* Description of the task: Each record below should appear again exactly as written.

• • • •

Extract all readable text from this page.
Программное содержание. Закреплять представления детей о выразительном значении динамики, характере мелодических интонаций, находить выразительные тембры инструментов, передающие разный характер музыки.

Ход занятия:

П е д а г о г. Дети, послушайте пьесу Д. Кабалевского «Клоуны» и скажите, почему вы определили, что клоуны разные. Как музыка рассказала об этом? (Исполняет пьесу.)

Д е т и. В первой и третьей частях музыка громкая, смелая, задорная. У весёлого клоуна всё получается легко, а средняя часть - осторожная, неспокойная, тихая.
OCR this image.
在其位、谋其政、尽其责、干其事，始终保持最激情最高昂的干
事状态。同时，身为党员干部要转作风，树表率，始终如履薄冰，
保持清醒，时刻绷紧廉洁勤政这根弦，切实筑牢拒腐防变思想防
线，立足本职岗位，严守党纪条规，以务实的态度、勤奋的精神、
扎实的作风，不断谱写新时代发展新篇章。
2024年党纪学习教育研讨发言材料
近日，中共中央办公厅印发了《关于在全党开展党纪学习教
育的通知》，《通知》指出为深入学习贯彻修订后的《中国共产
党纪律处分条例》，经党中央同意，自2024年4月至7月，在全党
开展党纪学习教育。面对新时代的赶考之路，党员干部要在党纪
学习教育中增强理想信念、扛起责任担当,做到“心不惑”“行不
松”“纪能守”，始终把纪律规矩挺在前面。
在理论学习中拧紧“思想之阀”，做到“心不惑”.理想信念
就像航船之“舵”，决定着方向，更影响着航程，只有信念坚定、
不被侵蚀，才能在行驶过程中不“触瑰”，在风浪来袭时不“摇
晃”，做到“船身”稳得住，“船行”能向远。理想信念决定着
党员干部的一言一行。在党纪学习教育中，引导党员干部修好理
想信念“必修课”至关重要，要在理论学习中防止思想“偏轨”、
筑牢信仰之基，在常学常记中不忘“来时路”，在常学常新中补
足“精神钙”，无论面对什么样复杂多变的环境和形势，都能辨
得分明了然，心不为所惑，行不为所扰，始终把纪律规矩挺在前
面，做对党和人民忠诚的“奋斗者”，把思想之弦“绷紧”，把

• • • •

* Correct result:
Extract all readable text from this page.
Программное содержание. Закреплять представления детей о выразительном значении динамики, характере мелодических интонаций, находить выразительные тембры инструментов, передающие разный характер музыки.

Ход занятия:

П е д а г о г. Дети, послушайте пьесу Д. Кабалевского «Клоуны» и скажите, почему вы определили, что клоуны разные. Как музыка рассказала об этом? (Исполняет пьесу.)

Д е т и. В первой и третьей частях музыка громкая, смелая, задорная. У весёлого клоуна всё получается легко, а средняя часть - осторожная, неспокойная, тихая.
OCR this image.
在其位、谋其政、尽其责、干其事，始终保持最激情最高昂的干
事状态。同时，身为党员干部要转作风，树表率，始终如履薄冰，
保持清醒，时刻绷紧廉洁勤政这根弦，切实筑牢拒腐防变思想防
线，立足本职岗位，严守党纪条规，以务实的态度、勤奋的精神、
扎实的作风，不断谱写新时代发展新篇章。
2024年党纪学习教育研讨发言材料
近日，中共中央办公厅印发了《关于在全党开展党纪学习教
育的通知》，《通知》指出为深入学习贯彻修订后的《中国共产
党纪律处分条例》，经党中央同意，自2024年4月至7月，在全党
开展党纪学习教育。面对新时代的赶考之路，党员干部要在党纪
学习教育中增强理想信念、扛起责任担当,做到“心不惑”“行不
松”“纪能守”，始终把纪律规矩挺在前面。
在理论学习中拧紧“思想之阀”，做到“心不惑”.理想信念
就像航船之“舵”，决定着方向，更影响着航程，只有信念坚定、
不被侵蚀，才能在行驶过程中不“触瑰”，在风浪来袭时不“摇
晃”，做到“船身”稳得住，“船行”能向远。理想信念决定着
党员干部的一言一行。在党纪学习教育中，引导党员干部修好理
想信念“必修课”至关重要，要在理论学习中防止思想“偏轨”、
筑牢信仰之基，在常学常记中不忘“来时路”，在常学常新中补
足“精神钙”，无论面对什么样复杂多变的环境和形势，都能辨
得分明了然，心不为所惑，行不为所扰，始终把纪律规矩挺在前
面，做对党和人民忠诚的“奋斗者”，把思想之弦“绷紧”，把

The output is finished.